§ Extracted records:
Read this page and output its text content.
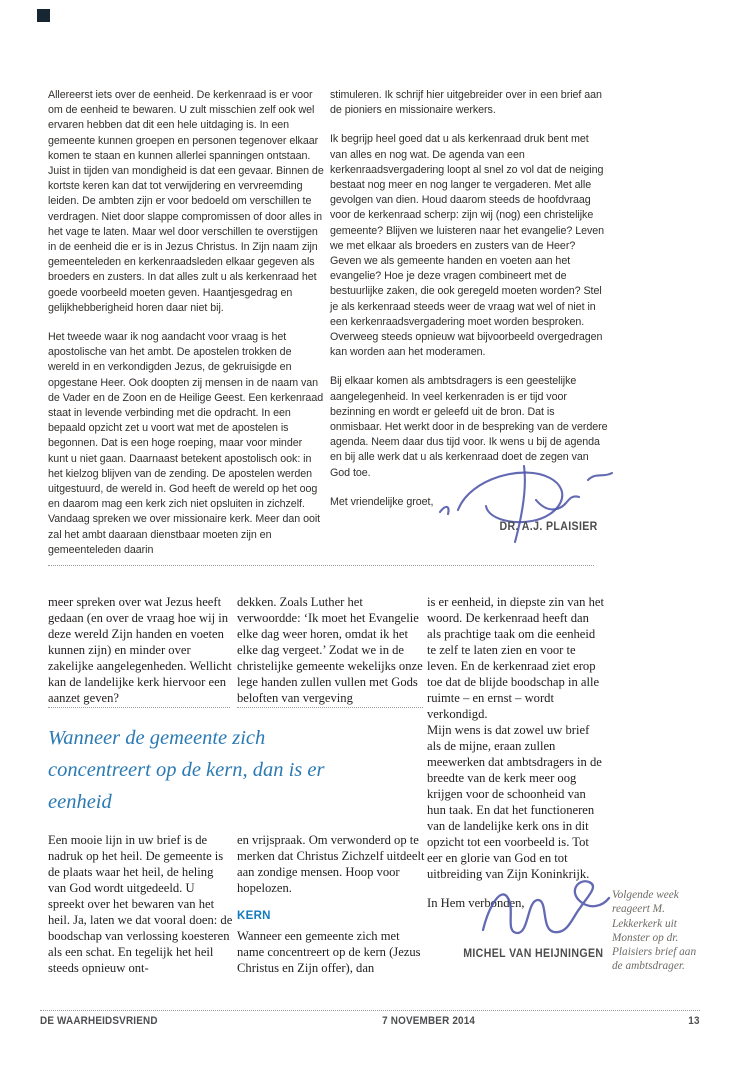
Allereerst iets over de eenheid. De kerkenraad is er voor om de eenheid te bewaren. U zult misschien zelf ook wel ervaren hebben dat dit een hele uitdaging is. In een gemeente kunnen groepen en personen tegenover elkaar komen te staan en kunnen allerlei spanningen ontstaan. Juist in tijden van mondigheid is dat een gevaar. Binnen de kortste keren kan dat tot verwijdering en vervreemding leiden. De ambten zijn er voor bedoeld om verschillen te verdragen. Niet door slappe compromissen of door alles in het vage te laten. Maar wel door verschillen te overstijgen in de eenheid die er is in Jezus Christus. In Zijn naam zijn gemeenteleden en kerkenraadsleden elkaar gegeven als broeders en zusters. In dat alles zult u als kerkenraad het goede voorbeeld moeten geven. Haantjesgedrag en gelijkhebberigheid horen daar niet bij.

Het tweede waar ik nog aandacht voor vraag is het apostolische van het ambt. De apostelen trokken de wereld in en verkondigden Jezus, de gekruisigde en opgestane Heer. Ook doopten zij mensen in de naam van de Vader en de Zoon en de Heilige Geest. Een kerkenraad staat in levende verbinding met die opdracht. In een bepaald opzicht zet u voort wat met de apostelen is begonnen. Dat is een hoge roeping, maar voor minder kunt u niet gaan. Daarnaast betekent apostolisch ook: in het kielzog blijven van de zending. De apostelen werden uitgestuurd, de wereld in. God heeft de wereld op het oog en daarom mag een kerk zich niet opsluiten in zichzelf. Vandaag spreken we over missionaire kerk. Meer dan ooit zal het ambt daaraan dienstbaar moeten zijn en gemeenteleden daarin

stimuleren. Ik schrijf hier uitgebreider over in een brief aan de pioniers en missionaire werkers.

Ik begrijp heel goed dat u als kerkenraad druk bent met van alles en nog wat. De agenda van een kerkenraadsvergadering loopt al snel zo vol dat de neiging bestaat nog meer en nog langer te vergaderen. Met alle gevolgen van dien. Houd daarom steeds de hoofdvraag voor de kerkenraad scherp: zijn wij (nog) een christelijke gemeente? Blijven we luisteren naar het evangelie? Leven we met elkaar als broeders en zusters van de Heer? Geven we als gemeente handen en voeten aan het evangelie? Hoe je deze vragen combineert met de bestuurlijke zaken, die ook geregeld moeten worden? Stel je als kerkenraad steeds weer de vraag wat wel of niet in een kerkenraadsvergadering moet worden besproken. Overweeg steeds opnieuw wat bijvoorbeeld overgedragen kan worden aan het moderamen.

Bij elkaar komen als ambtsdragers is een geestelijke aangelegenheid. In veel kerkenraden is er tijd voor bezinning en wordt er geleefd uit de bron. Dat is onmisbaar. Het werkt door in de bespreking van de verdere agenda. Neem daar dus tijd voor. Ik wens u bij de agenda en bij alle werk dat u als kerkenraad doet de zegen van God toe.

Met vriendelijke groet,

DR. A.J. PLAISIER

meer spreken over wat Jezus heeft gedaan (en over de vraag hoe wij in deze wereld Zijn handen en voeten kunnen zijn) en minder over zakelijke aangelegenheden. Wellicht kan de landelijke kerk hiervoor een aanzet geven?

Wanneer de gemeente zich concentreert op de kern, dan is er eenheid

Een mooie lijn in uw brief is de nadruk op het heil. De gemeente is de plaats waar het heil, de heling van God wordt uitgedeeld. U spreekt over het bewaren van het heil. Ja, laten we dat vooral doen: de boodschap van verlossing koesteren als een schat. En tegelijk het heil steeds opnieuw ont-

dekken. Zoals Luther het verwoordde: ‘Ik moet het Evangelie elke dag weer horen, omdat ik het elke dag vergeet.’ Zodat we in de christelijke gemeente wekelijks onze lege handen zullen vullen met Gods beloften van vergeving

en vrijspraak. Om verwonderd op te merken dat Christus Zichzelf uitdeelt aan zondige mensen. Hoop voor hopelozen.

KERN

Wanneer een gemeente zich met name concentreert op de kern (Jezus Christus en Zijn offer), dan

is er eenheid, in diepste zin van het woord. De kerkenraad heeft dan als prachtige taak om die eenheid te zelf te laten zien en voor te leven. En de kerkenraad ziet erop toe dat de blijde boodschap in alle ruimte – en ernst – wordt verkondigd.

Mijn wens is dat zowel uw brief als de mijne, eraan zullen meewerken dat ambtsdragers in de breedte van de kerk meer oog krijgen voor de schoonheid van hun taak. En dat het functioneren van de landelijke kerk ons in dit opzicht tot een voorbeeld is. Tot eer en glorie van God en tot uitbreiding van Zijn Koninkrijk.

In Hem verbonden,

MICHEL VAN HEIJNINGEN
Volgende week reageert M. Lekkerkerk uit Monster op dr. Plaisiers brief aan de ambtsdrager.
DE WAARHEIDSVRIEND	7 NOVEMBER 2014	13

§ Task goal:
Gather and copy every line of the data in which the string "Christus" is found.

§ Solution to this exercise:
Allereerst iets over de eenheid. De kerkenraad is er voor om de eenheid te bewaren. U zult misschien zelf ook wel ervaren hebben dat dit een hele uitdaging is. In een gemeente kunnen groepen en personen tegenover elkaar komen te staan en kunnen allerlei spanningen ontstaan. Juist in tijden van mondigheid is dat een gevaar. Binnen de kortste keren kan dat tot verwijdering en vervreemding leiden. De ambten zijn er voor bedoeld om verschillen te verdragen. Niet door slappe compromissen of door alles in het vage te laten. Maar wel door verschillen te overstijgen in de eenheid die er is in Jezus Christus. In Zijn naam zijn gemeenteleden en kerkenraadsleden elkaar gegeven als broeders en zusters. In dat alles zult u als kerkenraad het goede voorbeeld moeten geven. Haantjesgedrag en gelijkhebberigheid horen daar niet bij.
en vrijspraak. Om verwonderd op te merken dat Christus Zichzelf uitdeelt aan zondige mensen. Hoop voor hopelozen.
Wanneer een gemeente zich met name concentreert op de kern (Jezus Christus en Zijn offer), dan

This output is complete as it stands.